[Records contained in a dataset]
══════════

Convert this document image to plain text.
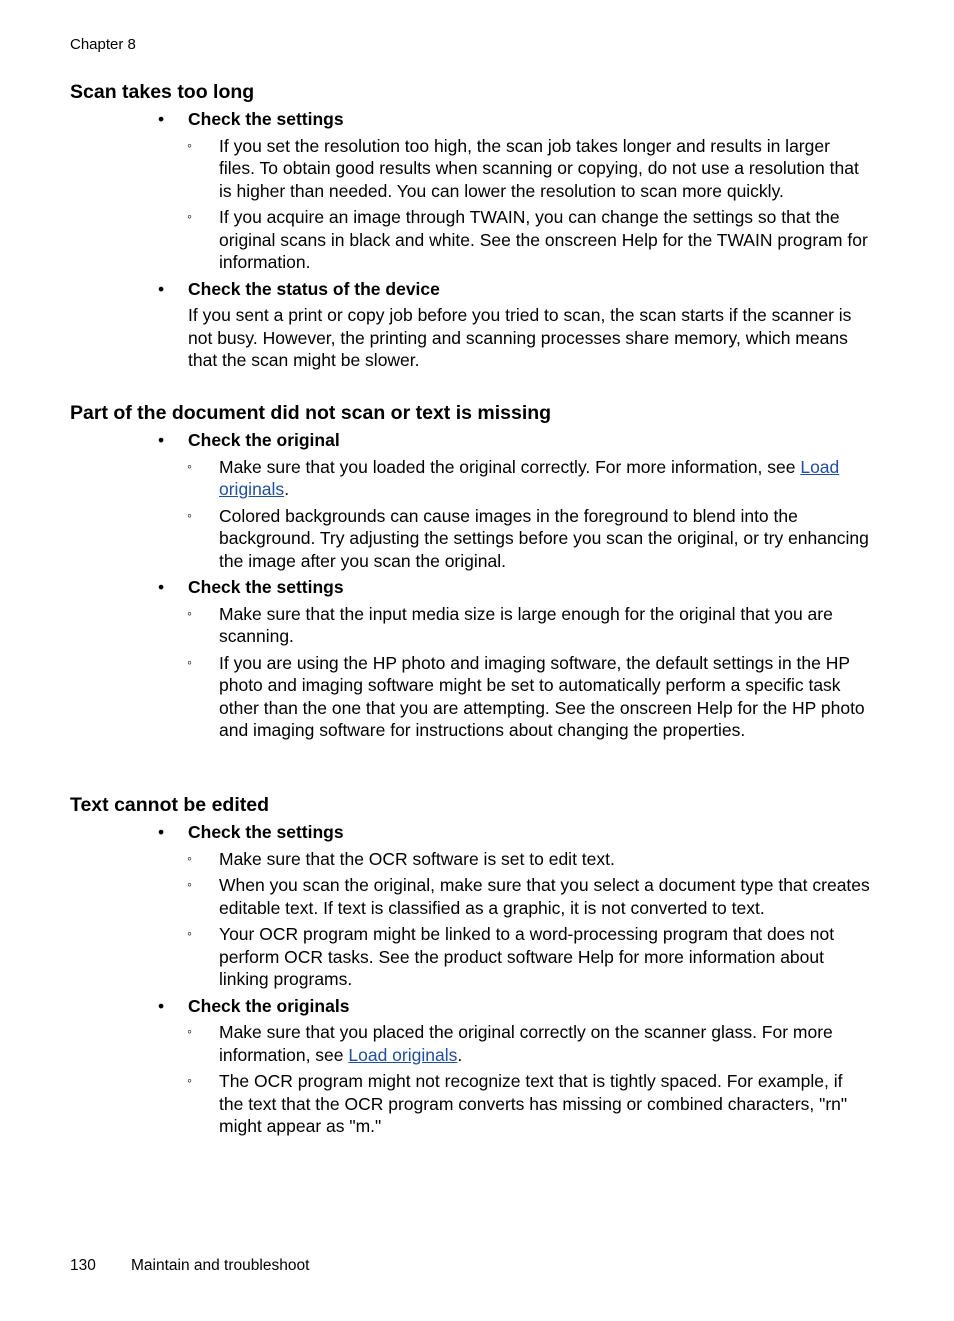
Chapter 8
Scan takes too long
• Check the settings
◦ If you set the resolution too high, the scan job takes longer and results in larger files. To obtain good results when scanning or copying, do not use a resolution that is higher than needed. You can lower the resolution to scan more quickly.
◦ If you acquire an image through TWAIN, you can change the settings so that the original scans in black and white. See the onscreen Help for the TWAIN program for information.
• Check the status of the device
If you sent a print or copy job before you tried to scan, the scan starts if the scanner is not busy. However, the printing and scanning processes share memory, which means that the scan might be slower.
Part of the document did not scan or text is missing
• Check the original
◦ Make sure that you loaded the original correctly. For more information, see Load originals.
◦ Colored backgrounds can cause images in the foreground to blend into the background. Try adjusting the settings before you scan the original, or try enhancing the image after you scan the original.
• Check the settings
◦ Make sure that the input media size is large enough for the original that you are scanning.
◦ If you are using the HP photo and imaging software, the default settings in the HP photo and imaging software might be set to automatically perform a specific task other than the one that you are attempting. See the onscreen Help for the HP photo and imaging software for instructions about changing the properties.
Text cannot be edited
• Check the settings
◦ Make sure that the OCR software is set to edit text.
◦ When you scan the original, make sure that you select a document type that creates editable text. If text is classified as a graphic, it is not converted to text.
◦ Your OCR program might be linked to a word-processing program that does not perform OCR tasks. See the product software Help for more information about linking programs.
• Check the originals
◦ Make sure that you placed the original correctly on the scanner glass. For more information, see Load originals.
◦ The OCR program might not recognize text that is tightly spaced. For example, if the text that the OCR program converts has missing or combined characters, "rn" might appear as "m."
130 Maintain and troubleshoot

══════════

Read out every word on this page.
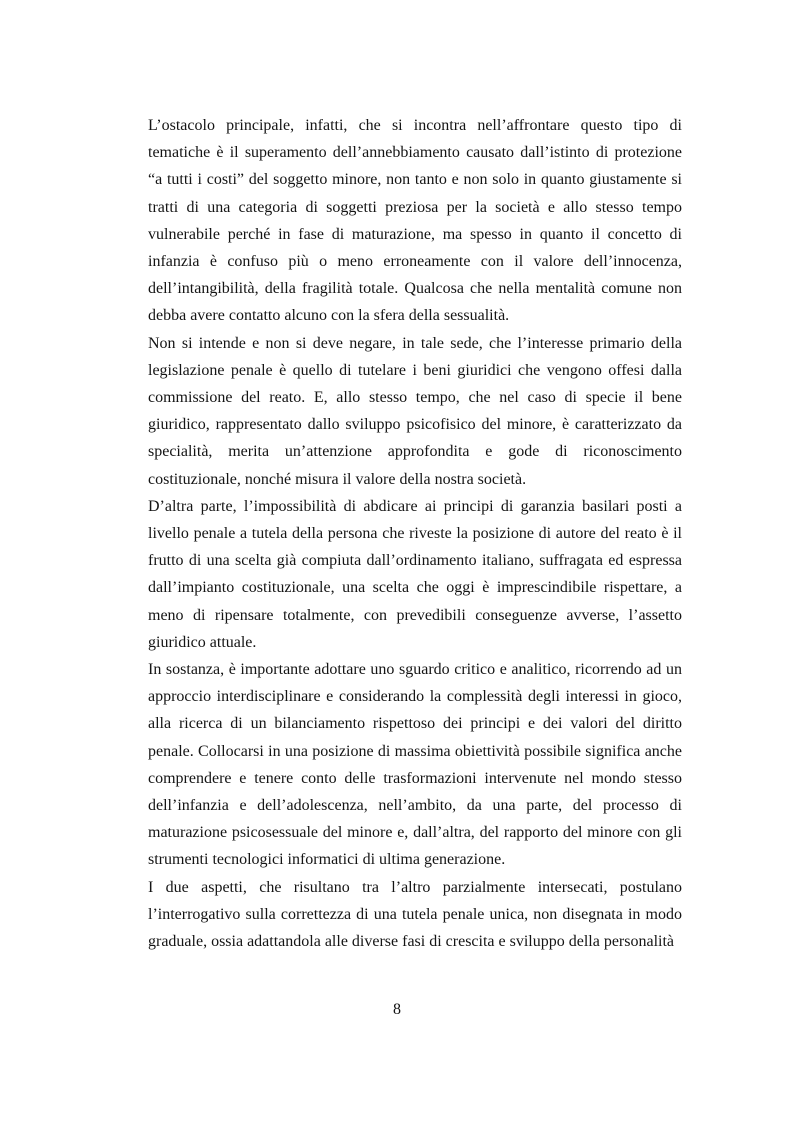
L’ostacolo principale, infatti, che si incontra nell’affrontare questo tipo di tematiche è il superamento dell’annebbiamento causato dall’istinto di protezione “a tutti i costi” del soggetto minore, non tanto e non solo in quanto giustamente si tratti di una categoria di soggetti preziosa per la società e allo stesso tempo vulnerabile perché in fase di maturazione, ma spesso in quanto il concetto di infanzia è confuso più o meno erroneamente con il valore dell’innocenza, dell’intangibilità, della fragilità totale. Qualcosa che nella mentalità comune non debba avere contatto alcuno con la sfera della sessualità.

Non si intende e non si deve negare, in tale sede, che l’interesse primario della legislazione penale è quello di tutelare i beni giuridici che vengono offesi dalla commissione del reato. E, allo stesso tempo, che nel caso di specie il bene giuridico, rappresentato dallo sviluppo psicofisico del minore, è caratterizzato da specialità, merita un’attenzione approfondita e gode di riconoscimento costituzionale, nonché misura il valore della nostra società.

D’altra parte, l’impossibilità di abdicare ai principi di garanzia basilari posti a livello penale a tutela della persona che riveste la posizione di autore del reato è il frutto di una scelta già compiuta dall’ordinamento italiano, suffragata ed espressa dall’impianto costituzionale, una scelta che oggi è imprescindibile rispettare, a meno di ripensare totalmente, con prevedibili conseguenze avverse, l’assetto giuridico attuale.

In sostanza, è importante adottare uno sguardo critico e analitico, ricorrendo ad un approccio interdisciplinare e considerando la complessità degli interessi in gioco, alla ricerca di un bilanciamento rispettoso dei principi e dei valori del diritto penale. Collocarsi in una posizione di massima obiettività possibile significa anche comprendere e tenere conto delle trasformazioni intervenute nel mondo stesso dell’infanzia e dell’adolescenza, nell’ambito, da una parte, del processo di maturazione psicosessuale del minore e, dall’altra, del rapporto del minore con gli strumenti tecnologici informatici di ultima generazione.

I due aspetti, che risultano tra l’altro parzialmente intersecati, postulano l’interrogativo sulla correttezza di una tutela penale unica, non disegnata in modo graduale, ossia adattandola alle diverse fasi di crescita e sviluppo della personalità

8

══════════

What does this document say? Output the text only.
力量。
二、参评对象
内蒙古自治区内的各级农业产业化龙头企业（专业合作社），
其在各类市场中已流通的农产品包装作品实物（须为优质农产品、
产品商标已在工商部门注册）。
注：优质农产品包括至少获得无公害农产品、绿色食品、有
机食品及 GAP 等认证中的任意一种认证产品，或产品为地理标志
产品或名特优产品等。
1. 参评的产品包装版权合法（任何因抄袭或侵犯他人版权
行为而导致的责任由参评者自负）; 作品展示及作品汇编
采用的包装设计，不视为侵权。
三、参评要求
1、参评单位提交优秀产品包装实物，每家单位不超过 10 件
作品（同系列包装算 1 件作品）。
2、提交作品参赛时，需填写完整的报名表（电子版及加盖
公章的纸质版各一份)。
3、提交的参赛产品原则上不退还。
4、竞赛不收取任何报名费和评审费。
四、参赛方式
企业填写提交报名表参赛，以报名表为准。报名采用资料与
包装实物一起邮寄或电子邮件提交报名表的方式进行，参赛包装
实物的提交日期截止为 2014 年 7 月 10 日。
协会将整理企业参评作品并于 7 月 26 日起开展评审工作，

══════════

- Given problem
Gather up every line from the listing above in which the word "this" occurs.

- Response below
Convert this document image to plain text.
Read out every word on this page.
What does this document say? Output the text only.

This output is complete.